The input:
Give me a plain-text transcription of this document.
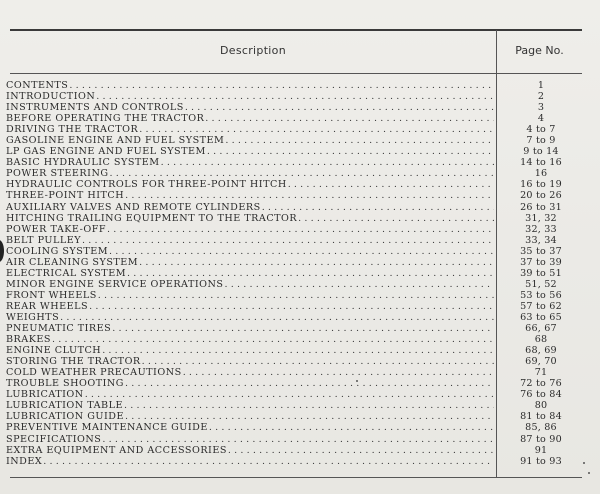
Description	Page No.
CONTENTS .....	1
INTRODUCTION .....	2
INSTRUMENTS AND CONTROLS .....	3
BEFORE OPERATING THE TRACTOR .....	4
DRIVING THE TRACTOR .....	4 to 7
GASOLINE ENGINE AND FUEL SYSTEM .....	7 to 9
LP GAS ENGINE AND FUEL SYSTEM .....	9 to 14
BASIC HYDRAULIC SYSTEM .....	14 to 16
POWER STEERING .....	16
HYDRAULIC CONTROLS FOR THREE-POINT HITCH .....	16 to 19
THREE-POINT HITCH .....	20 to 26
AUXILIARY VALVES AND REMOTE CYLINDERS .....	26 to 31
HITCHING TRAILING EQUIPMENT TO THE TRACTOR .....	31, 32
POWER TAKE-OFF .....	32, 33
BELT PULLEY .....	33, 34
COOLING SYSTEM .....	35 to 37
AIR CLEANING SYSTEM .....	37 to 39
ELECTRICAL SYSTEM .....	39 to 51
MINOR ENGINE SERVICE OPERATIONS .....	51, 52
FRONT WHEELS .....	53 to 56
REAR WHEELS .....	57 to 62
WEIGHTS .....	63 to 65
PNEUMATIC TIRES .....	66, 67
BRAKES .....	68
ENGINE CLUTCH .....	68, 69
STORING THE TRACTOR .....	69, 70
COLD WEATHER PRECAUTIONS .....	71
TROUBLE SHOOTING .....	72 to 76
LUBRICATION .....	76 to 84
LUBRICATION TABLE .....	80
LUBRICATION GUIDE .....	81 to 84
PREVENTIVE MAINTENANCE GUIDE .....	85, 86
SPECIFICATIONS .....	87 to 90
EXTRA EQUIPMENT AND ACCESSORIES .....	91
INDEX .....	91 to 93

Short exercise: Output all of the records exactly as they appear above, but not the pictures.

Exercise output:
Give me a plain-text transcription of this document.
Description	Page No.
CONTENTS .....	1
INTRODUCTION .....	2
INSTRUMENTS AND CONTROLS .....	3
BEFORE OPERATING THE TRACTOR .....	4
DRIVING THE TRACTOR .....	4 to 7
GASOLINE ENGINE AND FUEL SYSTEM .....	7 to 9
LP GAS ENGINE AND FUEL SYSTEM .....	9 to 14
BASIC HYDRAULIC SYSTEM .....	14 to 16
POWER STEERING .....	16
HYDRAULIC CONTROLS FOR THREE-POINT HITCH .....	16 to 19
THREE-POINT HITCH .....	20 to 26
AUXILIARY VALVES AND REMOTE CYLINDERS .....	26 to 31
HITCHING TRAILING EQUIPMENT TO THE TRACTOR .....	31, 32
POWER TAKE-OFF .....	32, 33
BELT PULLEY .....	33, 34
COOLING SYSTEM .....	35 to 37
AIR CLEANING SYSTEM .....	37 to 39
ELECTRICAL SYSTEM .....	39 to 51
MINOR ENGINE SERVICE OPERATIONS .....	51, 52
FRONT WHEELS .....	53 to 56
REAR WHEELS .....	57 to 62
WEIGHTS .....	63 to 65
PNEUMATIC TIRES .....	66, 67
BRAKES .....	68
ENGINE CLUTCH .....	68, 69
STORING THE TRACTOR .....	69, 70
COLD WEATHER PRECAUTIONS .....	71
TROUBLE SHOOTING .....	72 to 76
LUBRICATION .....	76 to 84
LUBRICATION TABLE .....	80
LUBRICATION GUIDE .....	81 to 84
PREVENTIVE MAINTENANCE GUIDE .....	85, 86
SPECIFICATIONS .....	87 to 90
EXTRA EQUIPMENT AND ACCESSORIES .....	91
INDEX .....	91 to 93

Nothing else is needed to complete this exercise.